(Data records)
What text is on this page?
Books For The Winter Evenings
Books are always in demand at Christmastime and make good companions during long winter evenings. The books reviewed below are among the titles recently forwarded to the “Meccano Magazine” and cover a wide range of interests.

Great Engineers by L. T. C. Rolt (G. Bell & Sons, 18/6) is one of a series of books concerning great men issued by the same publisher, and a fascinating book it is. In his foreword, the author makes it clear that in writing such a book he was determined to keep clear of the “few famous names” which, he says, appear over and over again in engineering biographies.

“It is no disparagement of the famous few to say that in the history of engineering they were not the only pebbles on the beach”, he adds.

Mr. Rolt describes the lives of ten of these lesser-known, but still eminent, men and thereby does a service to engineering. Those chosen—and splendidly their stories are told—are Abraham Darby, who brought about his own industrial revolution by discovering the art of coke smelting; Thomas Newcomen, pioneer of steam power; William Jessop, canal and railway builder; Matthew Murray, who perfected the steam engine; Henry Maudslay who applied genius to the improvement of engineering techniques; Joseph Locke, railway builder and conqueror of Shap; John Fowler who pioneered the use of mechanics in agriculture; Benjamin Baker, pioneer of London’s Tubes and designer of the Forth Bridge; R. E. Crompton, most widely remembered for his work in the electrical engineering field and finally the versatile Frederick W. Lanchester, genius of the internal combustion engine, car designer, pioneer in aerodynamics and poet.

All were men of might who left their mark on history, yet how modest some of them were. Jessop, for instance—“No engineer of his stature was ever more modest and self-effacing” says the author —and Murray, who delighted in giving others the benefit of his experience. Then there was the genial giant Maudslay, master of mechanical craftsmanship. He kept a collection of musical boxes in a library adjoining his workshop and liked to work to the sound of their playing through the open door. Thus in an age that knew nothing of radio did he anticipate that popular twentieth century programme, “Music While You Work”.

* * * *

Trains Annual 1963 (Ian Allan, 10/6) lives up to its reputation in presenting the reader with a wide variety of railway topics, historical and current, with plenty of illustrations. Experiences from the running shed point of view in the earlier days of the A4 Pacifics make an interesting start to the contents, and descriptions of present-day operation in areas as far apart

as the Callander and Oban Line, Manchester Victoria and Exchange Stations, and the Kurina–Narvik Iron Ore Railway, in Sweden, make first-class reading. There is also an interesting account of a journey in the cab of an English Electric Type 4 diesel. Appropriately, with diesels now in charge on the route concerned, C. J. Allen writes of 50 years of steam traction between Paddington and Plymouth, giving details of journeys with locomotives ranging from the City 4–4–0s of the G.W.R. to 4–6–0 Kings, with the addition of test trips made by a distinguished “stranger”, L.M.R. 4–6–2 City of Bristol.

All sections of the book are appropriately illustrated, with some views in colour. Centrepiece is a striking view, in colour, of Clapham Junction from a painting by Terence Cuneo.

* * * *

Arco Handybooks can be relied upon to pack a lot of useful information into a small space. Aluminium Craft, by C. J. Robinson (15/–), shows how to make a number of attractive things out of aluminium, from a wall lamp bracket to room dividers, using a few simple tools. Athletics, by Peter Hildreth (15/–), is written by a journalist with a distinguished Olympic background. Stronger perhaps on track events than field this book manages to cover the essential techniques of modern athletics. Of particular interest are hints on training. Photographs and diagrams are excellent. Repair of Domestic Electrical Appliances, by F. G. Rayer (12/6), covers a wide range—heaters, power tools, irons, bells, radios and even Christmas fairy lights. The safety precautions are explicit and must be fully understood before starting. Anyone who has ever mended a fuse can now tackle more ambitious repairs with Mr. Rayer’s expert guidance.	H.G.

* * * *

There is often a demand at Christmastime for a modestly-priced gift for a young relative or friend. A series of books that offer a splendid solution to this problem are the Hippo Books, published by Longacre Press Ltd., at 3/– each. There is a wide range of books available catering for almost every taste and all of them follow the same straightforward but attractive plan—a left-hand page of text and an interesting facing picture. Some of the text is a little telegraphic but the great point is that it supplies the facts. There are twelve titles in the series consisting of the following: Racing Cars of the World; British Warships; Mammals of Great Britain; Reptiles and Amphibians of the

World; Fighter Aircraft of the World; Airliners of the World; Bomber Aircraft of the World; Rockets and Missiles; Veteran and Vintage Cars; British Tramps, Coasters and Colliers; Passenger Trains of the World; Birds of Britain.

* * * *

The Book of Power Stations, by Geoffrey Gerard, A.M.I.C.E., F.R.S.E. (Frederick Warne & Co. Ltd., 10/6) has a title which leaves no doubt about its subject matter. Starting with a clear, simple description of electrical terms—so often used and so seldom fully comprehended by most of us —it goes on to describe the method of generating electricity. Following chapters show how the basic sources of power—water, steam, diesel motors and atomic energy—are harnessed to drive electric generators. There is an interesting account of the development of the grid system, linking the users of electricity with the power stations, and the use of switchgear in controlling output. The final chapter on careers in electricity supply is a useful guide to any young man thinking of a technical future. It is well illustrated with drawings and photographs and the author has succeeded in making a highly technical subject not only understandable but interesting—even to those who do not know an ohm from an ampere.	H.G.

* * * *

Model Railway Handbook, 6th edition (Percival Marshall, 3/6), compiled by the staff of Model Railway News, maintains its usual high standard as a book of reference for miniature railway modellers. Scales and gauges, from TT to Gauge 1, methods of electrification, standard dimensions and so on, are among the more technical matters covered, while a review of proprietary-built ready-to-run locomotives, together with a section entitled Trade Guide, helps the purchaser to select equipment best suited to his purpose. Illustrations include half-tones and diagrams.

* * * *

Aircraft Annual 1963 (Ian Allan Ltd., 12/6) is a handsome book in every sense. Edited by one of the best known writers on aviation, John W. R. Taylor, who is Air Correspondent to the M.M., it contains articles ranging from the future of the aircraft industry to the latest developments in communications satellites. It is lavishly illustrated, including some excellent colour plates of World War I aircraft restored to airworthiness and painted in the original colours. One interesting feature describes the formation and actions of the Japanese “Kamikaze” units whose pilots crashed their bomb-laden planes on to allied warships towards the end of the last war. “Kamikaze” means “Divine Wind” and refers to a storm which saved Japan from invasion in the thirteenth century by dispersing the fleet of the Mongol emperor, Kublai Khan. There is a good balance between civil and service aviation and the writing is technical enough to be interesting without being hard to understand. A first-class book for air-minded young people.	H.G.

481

* Given request *
Your task is to repeat each line of the material exactly.

* The completed task *
What text is on this page?
Books For The Winter Evenings
Books are always in demand at Christmastime and make good companions during long winter evenings. The books reviewed below are among the titles recently forwarded to the “Meccano Magazine” and cover a wide range of interests.

Great Engineers by L. T. C. Rolt (G. Bell & Sons, 18/6) is one of a series of books concerning great men issued by the same publisher, and a fascinating book it is. In his foreword, the author makes it clear that in writing such a book he was determined to keep clear of the “few famous names” which, he says, appear over and over again in engineering biographies.

“It is no disparagement of the famous few to say that in the history of engineering they were not the only pebbles on the beach”, he adds.

Mr. Rolt describes the lives of ten of these lesser-known, but still eminent, men and thereby does a service to engineering. Those chosen—and splendidly their stories are told—are Abraham Darby, who brought about his own industrial revolution by discovering the art of coke smelting; Thomas Newcomen, pioneer of steam power; William Jessop, canal and railway builder; Matthew Murray, who perfected the steam engine; Henry Maudslay who applied genius to the improvement of engineering techniques; Joseph Locke, railway builder and conqueror of Shap; John Fowler who pioneered the use of mechanics in agriculture; Benjamin Baker, pioneer of London’s Tubes and designer of the Forth Bridge; R. E. Crompton, most widely remembered for his work in the electrical engineering field and finally the versatile Frederick W. Lanchester, genius of the internal combustion engine, car designer, pioneer in aerodynamics and poet.

All were men of might who left their mark on history, yet how modest some of them were. Jessop, for instance—“No engineer of his stature was ever more modest and self-effacing” says the author —and Murray, who delighted in giving others the benefit of his experience. Then there was the genial giant Maudslay, master of mechanical craftsmanship. He kept a collection of musical boxes in a library adjoining his workshop and liked to work to the sound of their playing through the open door. Thus in an age that knew nothing of radio did he anticipate that popular twentieth century programme, “Music While You Work”.

* * * *

Trains Annual 1963 (Ian Allan, 10/6) lives up to its reputation in presenting the reader with a wide variety of railway topics, historical and current, with plenty of illustrations. Experiences from the running shed point of view in the earlier days of the A4 Pacifics make an interesting start to the contents, and descriptions of present-day operation in areas as far apart

as the Callander and Oban Line, Manchester Victoria and Exchange Stations, and the Kurina–Narvik Iron Ore Railway, in Sweden, make first-class reading. There is also an interesting account of a journey in the cab of an English Electric Type 4 diesel. Appropriately, with diesels now in charge on the route concerned, C. J. Allen writes of 50 years of steam traction between Paddington and Plymouth, giving details of journeys with locomotives ranging from the City 4–4–0s of the G.W.R. to 4–6–0 Kings, with the addition of test trips made by a distinguished “stranger”, L.M.R. 4–6–2 City of Bristol.

All sections of the book are appropriately illustrated, with some views in colour. Centrepiece is a striking view, in colour, of Clapham Junction from a painting by Terence Cuneo.

* * * *

Arco Handybooks can be relied upon to pack a lot of useful information into a small space. Aluminium Craft, by C. J. Robinson (15/–), shows how to make a number of attractive things out of aluminium, from a wall lamp bracket to room dividers, using a few simple tools. Athletics, by Peter Hildreth (15/–), is written by a journalist with a distinguished Olympic background. Stronger perhaps on track events than field this book manages to cover the essential techniques of modern athletics. Of particular interest are hints on training. Photographs and diagrams are excellent. Repair of Domestic Electrical Appliances, by F. G. Rayer (12/6), covers a wide range—heaters, power tools, irons, bells, radios and even Christmas fairy lights. The safety precautions are explicit and must be fully understood before starting. Anyone who has ever mended a fuse can now tackle more ambitious repairs with Mr. Rayer’s expert guidance.	H.G.

* * * *

There is often a demand at Christmastime for a modestly-priced gift for a young relative or friend. A series of books that offer a splendid solution to this problem are the Hippo Books, published by Longacre Press Ltd., at 3/– each. There is a wide range of books available catering for almost every taste and all of them follow the same straightforward but attractive plan—a left-hand page of text and an interesting facing picture. Some of the text is a little telegraphic but the great point is that it supplies the facts. There are twelve titles in the series consisting of the following: Racing Cars of the World; British Warships; Mammals of Great Britain; Reptiles and Amphibians of the

World; Fighter Aircraft of the World; Airliners of the World; Bomber Aircraft of the World; Rockets and Missiles; Veteran and Vintage Cars; British Tramps, Coasters and Colliers; Passenger Trains of the World; Birds of Britain.

* * * *

The Book of Power Stations, by Geoffrey Gerard, A.M.I.C.E., F.R.S.E. (Frederick Warne & Co. Ltd., 10/6) has a title which leaves no doubt about its subject matter. Starting with a clear, simple description of electrical terms—so often used and so seldom fully comprehended by most of us —it goes on to describe the method of generating electricity. Following chapters show how the basic sources of power—water, steam, diesel motors and atomic energy—are harnessed to drive electric generators. There is an interesting account of the development of the grid system, linking the users of electricity with the power stations, and the use of switchgear in controlling output. The final chapter on careers in electricity supply is a useful guide to any young man thinking of a technical future. It is well illustrated with drawings and photographs and the author has succeeded in making a highly technical subject not only understandable but interesting—even to those who do not know an ohm from an ampere.	H.G.

* * * *

Model Railway Handbook, 6th edition (Percival Marshall, 3/6), compiled by the staff of Model Railway News, maintains its usual high standard as a book of reference for miniature railway modellers. Scales and gauges, from TT to Gauge 1, methods of electrification, standard dimensions and so on, are among the more technical matters covered, while a review of proprietary-built ready-to-run locomotives, together with a section entitled Trade Guide, helps the purchaser to select equipment best suited to his purpose. Illustrations include half-tones and diagrams.

* * * *

Aircraft Annual 1963 (Ian Allan Ltd., 12/6) is a handsome book in every sense. Edited by one of the best known writers on aviation, John W. R. Taylor, who is Air Correspondent to the M.M., it contains articles ranging from the future of the aircraft industry to the latest developments in communications satellites. It is lavishly illustrated, including some excellent colour plates of World War I aircraft restored to airworthiness and painted in the original colours. One interesting feature describes the formation and actions of the Japanese “Kamikaze” units whose pilots crashed their bomb-laden planes on to allied warships towards the end of the last war. “Kamikaze” means “Divine Wind” and refers to a storm which saved Japan from invasion in the thirteenth century by dispersing the fleet of the Mongol emperor, Kublai Khan. There is a good balance between civil and service aviation and the writing is technical enough to be interesting without being hard to understand. A first-class book for air-minded young people.	H.G.

481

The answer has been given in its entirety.